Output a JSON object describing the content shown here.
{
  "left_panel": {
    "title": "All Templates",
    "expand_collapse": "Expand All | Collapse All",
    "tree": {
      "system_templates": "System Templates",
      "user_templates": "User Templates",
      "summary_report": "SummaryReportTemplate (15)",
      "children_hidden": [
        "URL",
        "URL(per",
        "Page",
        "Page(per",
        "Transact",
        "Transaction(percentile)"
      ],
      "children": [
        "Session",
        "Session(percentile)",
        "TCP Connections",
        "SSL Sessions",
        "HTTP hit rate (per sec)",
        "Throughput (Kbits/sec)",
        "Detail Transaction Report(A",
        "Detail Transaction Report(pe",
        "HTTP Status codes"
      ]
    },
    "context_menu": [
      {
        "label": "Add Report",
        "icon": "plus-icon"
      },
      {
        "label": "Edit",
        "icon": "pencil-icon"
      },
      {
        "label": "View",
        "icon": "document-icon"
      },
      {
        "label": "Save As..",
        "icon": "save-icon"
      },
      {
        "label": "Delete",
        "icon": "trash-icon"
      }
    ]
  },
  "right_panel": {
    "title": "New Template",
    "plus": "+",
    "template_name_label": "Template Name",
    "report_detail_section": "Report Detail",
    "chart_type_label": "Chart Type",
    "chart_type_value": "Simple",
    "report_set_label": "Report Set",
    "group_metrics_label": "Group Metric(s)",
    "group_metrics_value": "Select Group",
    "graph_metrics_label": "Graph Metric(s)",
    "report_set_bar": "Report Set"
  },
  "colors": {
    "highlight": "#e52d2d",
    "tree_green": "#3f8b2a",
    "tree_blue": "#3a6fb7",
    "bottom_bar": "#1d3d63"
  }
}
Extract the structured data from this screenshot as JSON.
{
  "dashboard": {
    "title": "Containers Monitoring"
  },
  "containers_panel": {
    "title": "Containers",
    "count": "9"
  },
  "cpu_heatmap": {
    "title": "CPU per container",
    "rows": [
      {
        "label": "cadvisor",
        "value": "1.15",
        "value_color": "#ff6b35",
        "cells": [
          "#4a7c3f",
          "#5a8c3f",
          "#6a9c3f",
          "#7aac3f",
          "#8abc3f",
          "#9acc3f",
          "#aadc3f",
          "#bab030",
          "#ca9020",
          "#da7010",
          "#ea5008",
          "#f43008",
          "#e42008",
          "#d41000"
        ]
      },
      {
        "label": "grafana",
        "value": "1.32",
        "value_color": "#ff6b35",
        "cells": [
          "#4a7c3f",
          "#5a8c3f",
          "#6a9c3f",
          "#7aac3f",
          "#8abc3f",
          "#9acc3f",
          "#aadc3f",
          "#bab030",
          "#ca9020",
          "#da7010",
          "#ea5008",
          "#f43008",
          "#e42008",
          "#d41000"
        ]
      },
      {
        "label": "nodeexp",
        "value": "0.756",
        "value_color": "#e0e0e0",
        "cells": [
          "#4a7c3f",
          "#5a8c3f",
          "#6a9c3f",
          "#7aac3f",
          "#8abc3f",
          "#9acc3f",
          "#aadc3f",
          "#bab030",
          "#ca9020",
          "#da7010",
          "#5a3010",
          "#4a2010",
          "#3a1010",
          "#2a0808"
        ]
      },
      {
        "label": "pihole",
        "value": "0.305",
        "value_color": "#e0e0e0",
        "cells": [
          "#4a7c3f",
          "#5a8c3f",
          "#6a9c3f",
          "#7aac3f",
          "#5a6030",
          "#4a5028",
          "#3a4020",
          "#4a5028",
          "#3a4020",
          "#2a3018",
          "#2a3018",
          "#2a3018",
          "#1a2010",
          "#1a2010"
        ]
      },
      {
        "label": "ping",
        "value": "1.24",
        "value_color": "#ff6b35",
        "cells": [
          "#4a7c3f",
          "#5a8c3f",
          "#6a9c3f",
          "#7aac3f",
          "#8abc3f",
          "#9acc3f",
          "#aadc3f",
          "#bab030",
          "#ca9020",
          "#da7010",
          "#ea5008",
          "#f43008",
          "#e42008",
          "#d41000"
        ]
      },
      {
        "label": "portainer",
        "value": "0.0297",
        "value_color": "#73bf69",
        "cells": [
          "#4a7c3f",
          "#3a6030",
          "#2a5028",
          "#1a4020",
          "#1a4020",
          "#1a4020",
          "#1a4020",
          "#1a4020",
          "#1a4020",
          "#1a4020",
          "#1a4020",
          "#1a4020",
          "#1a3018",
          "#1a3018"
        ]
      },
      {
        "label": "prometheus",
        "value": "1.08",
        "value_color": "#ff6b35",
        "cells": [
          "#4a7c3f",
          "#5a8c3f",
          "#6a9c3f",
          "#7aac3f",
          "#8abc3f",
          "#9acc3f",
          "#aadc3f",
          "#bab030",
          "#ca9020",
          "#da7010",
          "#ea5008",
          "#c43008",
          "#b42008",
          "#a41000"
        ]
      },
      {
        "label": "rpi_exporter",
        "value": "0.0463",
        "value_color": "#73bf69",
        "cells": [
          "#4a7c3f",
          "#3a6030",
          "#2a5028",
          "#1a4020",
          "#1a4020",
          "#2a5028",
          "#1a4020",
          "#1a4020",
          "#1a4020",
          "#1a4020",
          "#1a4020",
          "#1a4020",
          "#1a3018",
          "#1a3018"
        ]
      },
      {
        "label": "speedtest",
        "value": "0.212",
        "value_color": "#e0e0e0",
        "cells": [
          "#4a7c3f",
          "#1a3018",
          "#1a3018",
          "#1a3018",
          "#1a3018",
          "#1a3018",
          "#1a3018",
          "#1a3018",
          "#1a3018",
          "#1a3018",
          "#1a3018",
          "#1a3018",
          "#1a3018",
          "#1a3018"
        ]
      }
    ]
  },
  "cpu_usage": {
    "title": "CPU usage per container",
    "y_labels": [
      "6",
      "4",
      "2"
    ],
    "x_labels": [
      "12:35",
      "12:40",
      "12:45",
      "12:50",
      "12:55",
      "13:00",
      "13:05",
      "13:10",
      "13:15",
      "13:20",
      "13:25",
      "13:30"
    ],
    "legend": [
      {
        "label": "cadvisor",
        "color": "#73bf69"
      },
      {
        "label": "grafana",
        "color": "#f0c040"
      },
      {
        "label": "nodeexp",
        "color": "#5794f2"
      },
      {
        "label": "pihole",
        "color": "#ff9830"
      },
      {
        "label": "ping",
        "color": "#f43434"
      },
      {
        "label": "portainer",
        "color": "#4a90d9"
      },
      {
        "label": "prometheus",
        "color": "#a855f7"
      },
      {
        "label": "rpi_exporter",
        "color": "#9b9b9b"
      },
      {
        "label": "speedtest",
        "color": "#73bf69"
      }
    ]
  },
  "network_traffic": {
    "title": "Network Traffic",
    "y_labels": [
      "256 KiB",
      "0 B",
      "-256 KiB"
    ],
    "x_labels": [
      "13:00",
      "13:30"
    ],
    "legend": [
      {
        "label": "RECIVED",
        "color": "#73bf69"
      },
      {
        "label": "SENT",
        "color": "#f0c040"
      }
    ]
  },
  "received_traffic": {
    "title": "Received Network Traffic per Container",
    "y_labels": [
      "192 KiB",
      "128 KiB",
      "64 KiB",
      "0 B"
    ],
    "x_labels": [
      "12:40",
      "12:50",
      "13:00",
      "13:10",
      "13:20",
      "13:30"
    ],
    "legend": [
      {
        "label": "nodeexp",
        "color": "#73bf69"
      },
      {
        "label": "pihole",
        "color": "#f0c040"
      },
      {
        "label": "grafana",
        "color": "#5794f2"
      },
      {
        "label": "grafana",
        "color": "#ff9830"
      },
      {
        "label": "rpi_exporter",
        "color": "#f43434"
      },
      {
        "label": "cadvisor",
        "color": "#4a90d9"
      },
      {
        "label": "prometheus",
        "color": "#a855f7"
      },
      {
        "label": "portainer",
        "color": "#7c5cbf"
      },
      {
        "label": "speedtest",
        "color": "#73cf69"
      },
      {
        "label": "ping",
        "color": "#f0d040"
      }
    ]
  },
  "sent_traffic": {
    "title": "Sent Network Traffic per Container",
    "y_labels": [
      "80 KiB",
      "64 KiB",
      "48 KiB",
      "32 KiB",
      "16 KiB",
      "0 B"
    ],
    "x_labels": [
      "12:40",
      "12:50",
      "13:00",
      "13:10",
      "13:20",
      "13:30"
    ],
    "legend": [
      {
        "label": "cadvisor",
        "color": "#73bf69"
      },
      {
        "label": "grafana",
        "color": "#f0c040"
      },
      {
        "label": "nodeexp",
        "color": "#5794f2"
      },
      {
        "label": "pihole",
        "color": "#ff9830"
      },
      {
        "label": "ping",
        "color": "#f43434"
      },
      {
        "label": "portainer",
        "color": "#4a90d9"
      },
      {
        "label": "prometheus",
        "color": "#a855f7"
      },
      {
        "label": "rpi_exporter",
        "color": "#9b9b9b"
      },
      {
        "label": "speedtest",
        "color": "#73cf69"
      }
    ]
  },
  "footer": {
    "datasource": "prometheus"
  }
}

• **What is needed**
Copy each line of the listing that contains the string "HTTP".

• **Reply**
        "HTTP hit rate (per sec)",
        "HTTP Status codes"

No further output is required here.